- _Task requirements_
Retype all of the data that follows, line for line.

- _Supplied information_
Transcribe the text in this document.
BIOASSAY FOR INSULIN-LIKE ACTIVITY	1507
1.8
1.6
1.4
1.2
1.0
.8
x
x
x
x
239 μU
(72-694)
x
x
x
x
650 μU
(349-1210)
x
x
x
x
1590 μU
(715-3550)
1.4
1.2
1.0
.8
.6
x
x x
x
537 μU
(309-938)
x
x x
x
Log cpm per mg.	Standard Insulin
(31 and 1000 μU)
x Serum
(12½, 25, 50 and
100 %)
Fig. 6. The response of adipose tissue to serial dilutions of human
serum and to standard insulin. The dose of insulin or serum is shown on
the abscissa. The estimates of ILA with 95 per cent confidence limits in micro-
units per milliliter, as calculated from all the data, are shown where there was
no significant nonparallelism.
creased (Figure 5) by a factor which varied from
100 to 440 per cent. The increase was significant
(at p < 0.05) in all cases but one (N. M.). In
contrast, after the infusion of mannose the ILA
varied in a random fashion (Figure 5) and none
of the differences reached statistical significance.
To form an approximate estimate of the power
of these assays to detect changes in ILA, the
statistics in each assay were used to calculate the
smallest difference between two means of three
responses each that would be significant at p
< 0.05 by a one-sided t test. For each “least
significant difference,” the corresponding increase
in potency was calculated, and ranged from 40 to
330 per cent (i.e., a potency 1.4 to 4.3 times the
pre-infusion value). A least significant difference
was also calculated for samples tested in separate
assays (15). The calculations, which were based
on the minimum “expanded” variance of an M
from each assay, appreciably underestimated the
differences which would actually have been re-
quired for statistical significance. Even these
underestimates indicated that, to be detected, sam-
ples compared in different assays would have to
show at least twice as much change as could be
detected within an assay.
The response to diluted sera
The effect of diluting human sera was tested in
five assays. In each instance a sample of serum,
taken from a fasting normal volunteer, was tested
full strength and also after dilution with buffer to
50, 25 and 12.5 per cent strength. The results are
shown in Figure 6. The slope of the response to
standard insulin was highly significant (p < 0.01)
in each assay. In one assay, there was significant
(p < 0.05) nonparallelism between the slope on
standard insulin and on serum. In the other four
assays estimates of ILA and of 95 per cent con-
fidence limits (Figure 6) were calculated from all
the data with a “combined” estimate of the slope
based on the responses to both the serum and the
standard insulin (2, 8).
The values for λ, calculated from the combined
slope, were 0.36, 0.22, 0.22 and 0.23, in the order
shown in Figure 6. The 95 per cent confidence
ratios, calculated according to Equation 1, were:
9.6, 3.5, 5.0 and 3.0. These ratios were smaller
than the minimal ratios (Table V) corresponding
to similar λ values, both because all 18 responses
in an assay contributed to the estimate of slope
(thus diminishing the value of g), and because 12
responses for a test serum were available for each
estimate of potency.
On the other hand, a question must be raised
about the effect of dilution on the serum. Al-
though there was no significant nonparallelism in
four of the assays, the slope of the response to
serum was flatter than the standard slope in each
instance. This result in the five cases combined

- _Solution_
Transcribe the text in this document.
BIOASSAY FOR INSULIN-LIKE ACTIVITY	1507
1.8
1.6
1.4
1.2
1.0
.8
x
x
x
x
239 μU
(72-694)
x
x
x
x
650 μU
(349-1210)
x
x
x
x
1590 μU
(715-3550)
1.4
1.2
1.0
.8
.6
x
x x
x
537 μU
(309-938)
x
x x
x
Log cpm per mg.	Standard Insulin
(31 and 1000 μU)
x Serum
(12½, 25, 50 and
100 %)
Fig. 6. The response of adipose tissue to serial dilutions of human
serum and to standard insulin. The dose of insulin or serum is shown on
the abscissa. The estimates of ILA with 95 per cent confidence limits in micro-
units per milliliter, as calculated from all the data, are shown where there was
no significant nonparallelism.
creased (Figure 5) by a factor which varied from
100 to 440 per cent. The increase was significant
(at p < 0.05) in all cases but one (N. M.). In
contrast, after the infusion of mannose the ILA
varied in a random fashion (Figure 5) and none
of the differences reached statistical significance.
To form an approximate estimate of the power
of these assays to detect changes in ILA, the
statistics in each assay were used to calculate the
smallest difference between two means of three
responses each that would be significant at p
< 0.05 by a one-sided t test. For each “least
significant difference,” the corresponding increase
in potency was calculated, and ranged from 40 to
330 per cent (i.e., a potency 1.4 to 4.3 times the
pre-infusion value). A least significant difference
was also calculated for samples tested in separate
assays (15). The calculations, which were based
on the minimum “expanded” variance of an M
from each assay, appreciably underestimated the
differences which would actually have been re-
quired for statistical significance. Even these
underestimates indicated that, to be detected, sam-
ples compared in different assays would have to
show at least twice as much change as could be
detected within an assay.
The response to diluted sera
The effect of diluting human sera was tested in
five assays. In each instance a sample of serum,
taken from a fasting normal volunteer, was tested
full strength and also after dilution with buffer to
50, 25 and 12.5 per cent strength. The results are
shown in Figure 6. The slope of the response to
standard insulin was highly significant (p < 0.01)
in each assay. In one assay, there was significant
(p < 0.05) nonparallelism between the slope on
standard insulin and on serum. In the other four
assays estimates of ILA and of 95 per cent con-
fidence limits (Figure 6) were calculated from all
the data with a “combined” estimate of the slope
based on the responses to both the serum and the
standard insulin (2, 8).
The values for λ, calculated from the combined
slope, were 0.36, 0.22, 0.22 and 0.23, in the order
shown in Figure 6. The 95 per cent confidence
ratios, calculated according to Equation 1, were:
9.6, 3.5, 5.0 and 3.0. These ratios were smaller
than the minimal ratios (Table V) corresponding
to similar λ values, both because all 18 responses
in an assay contributed to the estimate of slope
(thus diminishing the value of g), and because 12
responses for a test serum were available for each
estimate of potency.
On the other hand, a question must be raised
about the effect of dilution on the serum. Al-
though there was no significant nonparallelism in
four of the assays, the slope of the response to
serum was flatter than the standard slope in each
instance. This result in the five cases combined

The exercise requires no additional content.